Problem to work on: Transcribe the listing word for word.

──────────

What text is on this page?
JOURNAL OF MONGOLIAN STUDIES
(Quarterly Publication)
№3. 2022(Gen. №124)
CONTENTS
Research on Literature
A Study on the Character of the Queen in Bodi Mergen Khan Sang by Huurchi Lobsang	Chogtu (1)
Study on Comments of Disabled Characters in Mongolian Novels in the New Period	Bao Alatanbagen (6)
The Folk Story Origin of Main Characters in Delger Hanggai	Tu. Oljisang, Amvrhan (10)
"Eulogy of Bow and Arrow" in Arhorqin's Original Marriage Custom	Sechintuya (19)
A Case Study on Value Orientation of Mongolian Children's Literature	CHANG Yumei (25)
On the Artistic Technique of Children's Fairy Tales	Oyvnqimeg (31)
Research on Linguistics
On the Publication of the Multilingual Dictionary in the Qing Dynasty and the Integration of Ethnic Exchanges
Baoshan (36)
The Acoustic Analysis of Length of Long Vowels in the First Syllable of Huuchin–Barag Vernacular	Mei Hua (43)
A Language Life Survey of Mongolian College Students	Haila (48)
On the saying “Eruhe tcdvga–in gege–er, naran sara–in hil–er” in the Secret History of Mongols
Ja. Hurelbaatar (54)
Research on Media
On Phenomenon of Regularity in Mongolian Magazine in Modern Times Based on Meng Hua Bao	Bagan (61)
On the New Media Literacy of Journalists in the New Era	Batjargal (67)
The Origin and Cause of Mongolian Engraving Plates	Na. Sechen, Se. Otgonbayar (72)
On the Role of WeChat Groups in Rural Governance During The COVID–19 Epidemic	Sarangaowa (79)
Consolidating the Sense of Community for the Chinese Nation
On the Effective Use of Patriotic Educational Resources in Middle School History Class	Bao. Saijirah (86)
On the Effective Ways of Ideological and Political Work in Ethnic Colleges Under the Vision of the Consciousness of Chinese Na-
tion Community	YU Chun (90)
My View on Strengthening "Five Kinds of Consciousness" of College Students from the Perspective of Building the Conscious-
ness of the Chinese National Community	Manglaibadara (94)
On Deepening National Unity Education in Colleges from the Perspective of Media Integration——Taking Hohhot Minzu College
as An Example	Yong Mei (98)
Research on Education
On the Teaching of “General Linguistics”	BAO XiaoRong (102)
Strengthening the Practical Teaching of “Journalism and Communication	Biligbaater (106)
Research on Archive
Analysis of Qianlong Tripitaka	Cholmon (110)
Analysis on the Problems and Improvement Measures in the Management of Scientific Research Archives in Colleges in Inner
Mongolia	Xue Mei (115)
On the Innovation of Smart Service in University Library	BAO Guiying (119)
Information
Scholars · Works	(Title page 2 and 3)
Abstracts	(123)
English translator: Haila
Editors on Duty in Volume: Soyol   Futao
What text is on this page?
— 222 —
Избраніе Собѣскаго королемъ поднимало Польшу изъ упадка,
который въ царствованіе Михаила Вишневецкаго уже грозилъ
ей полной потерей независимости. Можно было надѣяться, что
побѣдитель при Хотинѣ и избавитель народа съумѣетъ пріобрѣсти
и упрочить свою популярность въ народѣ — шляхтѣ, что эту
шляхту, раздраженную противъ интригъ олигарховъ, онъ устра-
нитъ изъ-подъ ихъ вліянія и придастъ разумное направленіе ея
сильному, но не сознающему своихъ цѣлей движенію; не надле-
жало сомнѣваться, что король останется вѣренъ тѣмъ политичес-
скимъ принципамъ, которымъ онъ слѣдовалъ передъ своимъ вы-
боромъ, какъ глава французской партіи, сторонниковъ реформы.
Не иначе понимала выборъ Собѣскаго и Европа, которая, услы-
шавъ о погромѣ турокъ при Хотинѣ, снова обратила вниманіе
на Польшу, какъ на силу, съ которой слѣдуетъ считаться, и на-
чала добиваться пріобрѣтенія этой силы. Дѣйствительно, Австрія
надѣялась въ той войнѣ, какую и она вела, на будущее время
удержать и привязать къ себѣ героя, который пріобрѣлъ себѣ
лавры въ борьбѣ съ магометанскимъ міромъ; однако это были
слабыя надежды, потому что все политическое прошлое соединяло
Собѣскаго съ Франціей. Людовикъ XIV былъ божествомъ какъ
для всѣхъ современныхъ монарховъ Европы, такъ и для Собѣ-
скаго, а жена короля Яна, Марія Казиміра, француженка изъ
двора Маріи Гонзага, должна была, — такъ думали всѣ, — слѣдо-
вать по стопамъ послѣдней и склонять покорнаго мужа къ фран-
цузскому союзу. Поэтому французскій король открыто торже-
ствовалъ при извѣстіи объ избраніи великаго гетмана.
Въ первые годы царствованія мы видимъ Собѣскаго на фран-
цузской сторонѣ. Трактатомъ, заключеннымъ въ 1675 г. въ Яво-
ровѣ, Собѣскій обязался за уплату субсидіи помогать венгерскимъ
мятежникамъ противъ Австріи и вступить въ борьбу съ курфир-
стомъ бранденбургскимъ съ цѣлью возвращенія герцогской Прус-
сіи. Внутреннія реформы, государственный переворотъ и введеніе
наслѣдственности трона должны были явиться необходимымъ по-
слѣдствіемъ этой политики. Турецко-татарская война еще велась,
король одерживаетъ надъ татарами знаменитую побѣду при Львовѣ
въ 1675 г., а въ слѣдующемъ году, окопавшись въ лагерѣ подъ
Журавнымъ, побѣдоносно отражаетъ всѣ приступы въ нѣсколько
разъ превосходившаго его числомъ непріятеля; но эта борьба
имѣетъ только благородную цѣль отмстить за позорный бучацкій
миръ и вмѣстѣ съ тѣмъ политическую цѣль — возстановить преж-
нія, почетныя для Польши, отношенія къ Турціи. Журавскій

──────────

Exercise output:
What text is on this page?
JOURNAL OF MONGOLIAN STUDIES
(Quarterly Publication)
№3. 2022(Gen. №124)
CONTENTS
Research on Literature
A Study on the Character of the Queen in Bodi Mergen Khan Sang by Huurchi Lobsang	Chogtu (1)
Study on Comments of Disabled Characters in Mongolian Novels in the New Period	Bao Alatanbagen (6)
The Folk Story Origin of Main Characters in Delger Hanggai	Tu. Oljisang, Amvrhan (10)
"Eulogy of Bow and Arrow" in Arhorqin's Original Marriage Custom	Sechintuya (19)
A Case Study on Value Orientation of Mongolian Children's Literature	CHANG Yumei (25)
On the Artistic Technique of Children's Fairy Tales	Oyvnqimeg (31)
Research on Linguistics
On the Publication of the Multilingual Dictionary in the Qing Dynasty and the Integration of Ethnic Exchanges
Baoshan (36)
The Acoustic Analysis of Length of Long Vowels in the First Syllable of Huuchin–Barag Vernacular	Mei Hua (43)
A Language Life Survey of Mongolian College Students	Haila (48)
On the saying “Eruhe tcdvga–in gege–er, naran sara–in hil–er” in the Secret History of Mongols
Ja. Hurelbaatar (54)
Research on Media
On Phenomenon of Regularity in Mongolian Magazine in Modern Times Based on Meng Hua Bao	Bagan (61)
On the New Media Literacy of Journalists in the New Era	Batjargal (67)
The Origin and Cause of Mongolian Engraving Plates	Na. Sechen, Se. Otgonbayar (72)
On the Role of WeChat Groups in Rural Governance During The COVID–19 Epidemic	Sarangaowa (79)
Consolidating the Sense of Community for the Chinese Nation
On the Effective Use of Patriotic Educational Resources in Middle School History Class	Bao. Saijirah (86)
On the Effective Ways of Ideological and Political Work in Ethnic Colleges Under the Vision of the Consciousness of Chinese Na-
tion Community	YU Chun (90)
My View on Strengthening "Five Kinds of Consciousness" of College Students from the Perspective of Building the Conscious-
ness of the Chinese National Community	Manglaibadara (94)
On Deepening National Unity Education in Colleges from the Perspective of Media Integration——Taking Hohhot Minzu College
as An Example	Yong Mei (98)
Research on Education
On the Teaching of “General Linguistics”	BAO XiaoRong (102)
Strengthening the Practical Teaching of “Journalism and Communication	Biligbaater (106)
Research on Archive
Analysis of Qianlong Tripitaka	Cholmon (110)
Analysis on the Problems and Improvement Measures in the Management of Scientific Research Archives in Colleges in Inner
Mongolia	Xue Mei (115)
On the Innovation of Smart Service in University Library	BAO Guiying (119)
Information
Scholars · Works	(Title page 2 and 3)
Abstracts	(123)
English translator: Haila
Editors on Duty in Volume: Soyol   Futao
What text is on this page?
— 222 —
Избраніе Собѣскаго королемъ поднимало Польшу изъ упадка,
который въ царствованіе Михаила Вишневецкаго уже грозилъ
ей полной потерей независимости. Можно было надѣяться, что
побѣдитель при Хотинѣ и избавитель народа съумѣетъ пріобрѣсти
и упрочить свою популярность въ народѣ — шляхтѣ, что эту
шляхту, раздраженную противъ интригъ олигарховъ, онъ устра-
нитъ изъ-подъ ихъ вліянія и придастъ разумное направленіе ея
сильному, но не сознающему своихъ цѣлей движенію; не надле-
жало сомнѣваться, что король останется вѣренъ тѣмъ политичес-
скимъ принципамъ, которымъ онъ слѣдовалъ передъ своимъ вы-
боромъ, какъ глава французской партіи, сторонниковъ реформы.
Не иначе понимала выборъ Собѣскаго и Европа, которая, услы-
шавъ о погромѣ турокъ при Хотинѣ, снова обратила вниманіе
на Польшу, какъ на силу, съ которой слѣдуетъ считаться, и на-
чала добиваться пріобрѣтенія этой силы. Дѣйствительно, Австрія
надѣялась въ той войнѣ, какую и она вела, на будущее время
удержать и привязать къ себѣ героя, который пріобрѣлъ себѣ
лавры въ борьбѣ съ магометанскимъ міромъ; однако это были
слабыя надежды, потому что все политическое прошлое соединяло
Собѣскаго съ Франціей. Людовикъ XIV былъ божествомъ какъ
для всѣхъ современныхъ монарховъ Европы, такъ и для Собѣ-
скаго, а жена короля Яна, Марія Казиміра, француженка изъ
двора Маріи Гонзага, должна была, — такъ думали всѣ, — слѣдо-
вать по стопамъ послѣдней и склонять покорнаго мужа къ фран-
цузскому союзу. Поэтому французскій король открыто торже-
ствовалъ при извѣстіи объ избраніи великаго гетмана.
Въ первые годы царствованія мы видимъ Собѣскаго на фран-
цузской сторонѣ. Трактатомъ, заключеннымъ въ 1675 г. въ Яво-
ровѣ, Собѣскій обязался за уплату субсидіи помогать венгерскимъ
мятежникамъ противъ Австріи и вступить въ борьбу съ курфир-
стомъ бранденбургскимъ съ цѣлью возвращенія герцогской Прус-
сіи. Внутреннія реформы, государственный переворотъ и введеніе
наслѣдственности трона должны были явиться необходимымъ по-
слѣдствіемъ этой политики. Турецко-татарская война еще велась,
король одерживаетъ надъ татарами знаменитую побѣду при Львовѣ
въ 1675 г., а въ слѣдующемъ году, окопавшись въ лагерѣ подъ
Журавнымъ, побѣдоносно отражаетъ всѣ приступы въ нѣсколько
разъ превосходившаго его числомъ непріятеля; но эта борьба
имѣетъ только благородную цѣль отмстить за позорный бучацкій
миръ и вмѣстѣ съ тѣмъ политическую цѣль — возстановить преж-
нія, почетныя для Польши, отношенія къ Турціи. Журавскій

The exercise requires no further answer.